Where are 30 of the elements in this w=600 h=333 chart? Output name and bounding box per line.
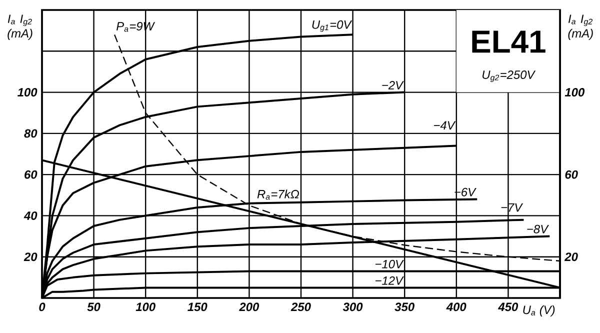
x-tick-label: 0 [39, 302, 46, 312]
annotation: −4V [434, 121, 456, 130]
y2-axis-title: I$_{a}$ I$_{g2}$ (mA) [568, 14, 593, 40]
x-tick-label: 250 [290, 302, 311, 312]
x-tick-label: 50 [87, 302, 100, 312]
y-axis-title: I$_{a}$ I$_{g2}$ (mA) [8, 14, 32, 40]
y2-tick-label: 100 [564, 88, 585, 97]
y2-tick-label: 20 [564, 252, 578, 262]
x-axis-title: U$_{a}$ (V) [523, 305, 555, 316]
annotation: −8V [527, 224, 549, 234]
x-tick-label: 350 [394, 302, 414, 312]
annotation: −12V [376, 276, 404, 285]
text: U$_{g2}$=250V [482, 70, 536, 82]
annotation: −10V [376, 260, 404, 268]
annotation: U$_{g1}$=0V [312, 20, 352, 32]
y-tick-label: 80 [24, 129, 38, 138]
annotation: −2V [382, 81, 404, 90]
x-tick-label: 400 [446, 302, 466, 312]
chart-title: EL41 [472, 30, 546, 53]
y2-tick-label: 60 [565, 170, 578, 179]
y-tick-label: 100 [18, 88, 38, 97]
x-tick-label: 450 [498, 302, 518, 312]
y-tick-label: 20 [24, 252, 38, 262]
y-tick-label: 40 [24, 211, 38, 220]
annotation: R$_{a}$=7kΩ [257, 190, 299, 200]
x-tick-label: 150 [188, 302, 208, 312]
x-tick-label: 200 [239, 302, 260, 312]
x-tick-label: 100 [136, 302, 156, 312]
y-tick-label: 60 [24, 170, 38, 179]
x-tick-label: 300 [342, 302, 363, 312]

------------------------------------------------

Written request
Render the items above as a Markdown table with the columns Number and Entry, with one numbered row per line. Skip blank lines and leave out the picture.

The answer
| Number | Entry |
|---|---|
| 1 | Where are 30 of the elements in this w=600 h=333 chart? Output name and bounding box per line. |
| 2 | x-tick-label: 0 [39, 302, 46, 312] |
| 3 | annotation: −4V [434, 121, 456, 130] |
| 4 | y2-axis-title: I$_{a}$ I$_{g2}$ (mA) [568, 14, 593, 40] |
| 5 | x-tick-label: 250 [290, 302, 311, 312] |
| 6 | x-tick-label: 50 [87, 302, 100, 312] |
| 7 | y-axis-title: I$_{a}$ I$_{g2}$ (mA) [8, 14, 32, 40] |
| 8 | y2-tick-label: 100 [564, 88, 585, 97] |
| 9 | y2-tick-label: 20 [564, 252, 578, 262] |
| 10 | x-axis-title: U$_{a}$ (V) [523, 305, 555, 316] |
| 11 | annotation: −8V [527, 224, 549, 234] |
| 12 | x-tick-label: 350 [394, 302, 414, 312] |
| 13 | annotation: −12V [376, 276, 404, 285] |
| 14 | text: U$_{g2}$=250V [482, 70, 536, 82] |
| 15 | annotation: −10V [376, 260, 404, 268] |
| 16 | annotation: U$_{g1}$=0V [312, 20, 352, 32] |
| 17 | y-tick-label: 80 [24, 129, 38, 138] |
| 18 | annotation: −2V [382, 81, 404, 90] |
| 19 | x-tick-label: 400 [446, 302, 466, 312] |
| 20 | chart-title: EL41 [472, 30, 546, 53] |
| 21 | y2-tick-label: 60 [565, 170, 578, 179] |
| 22 | y-tick-label: 100 [18, 88, 38, 97] |
| 23 | x-tick-label: 450 [498, 302, 518, 312] |
| 24 | y-tick-label: 20 [24, 252, 38, 262] |
| 25 | y-tick-label: 40 [24, 211, 38, 220] |
| 26 | annotation: R$_{a}$=7kΩ [257, 190, 299, 200] |
| 27 | x-tick-label: 150 [188, 302, 208, 312] |
| 28 | x-tick-label: 200 [239, 302, 260, 312] |
| 29 | x-tick-label: 100 [136, 302, 156, 312] |
| 30 | y-tick-label: 60 [24, 170, 38, 179] |
| 31 | x-tick-label: 300 [342, 302, 363, 312] |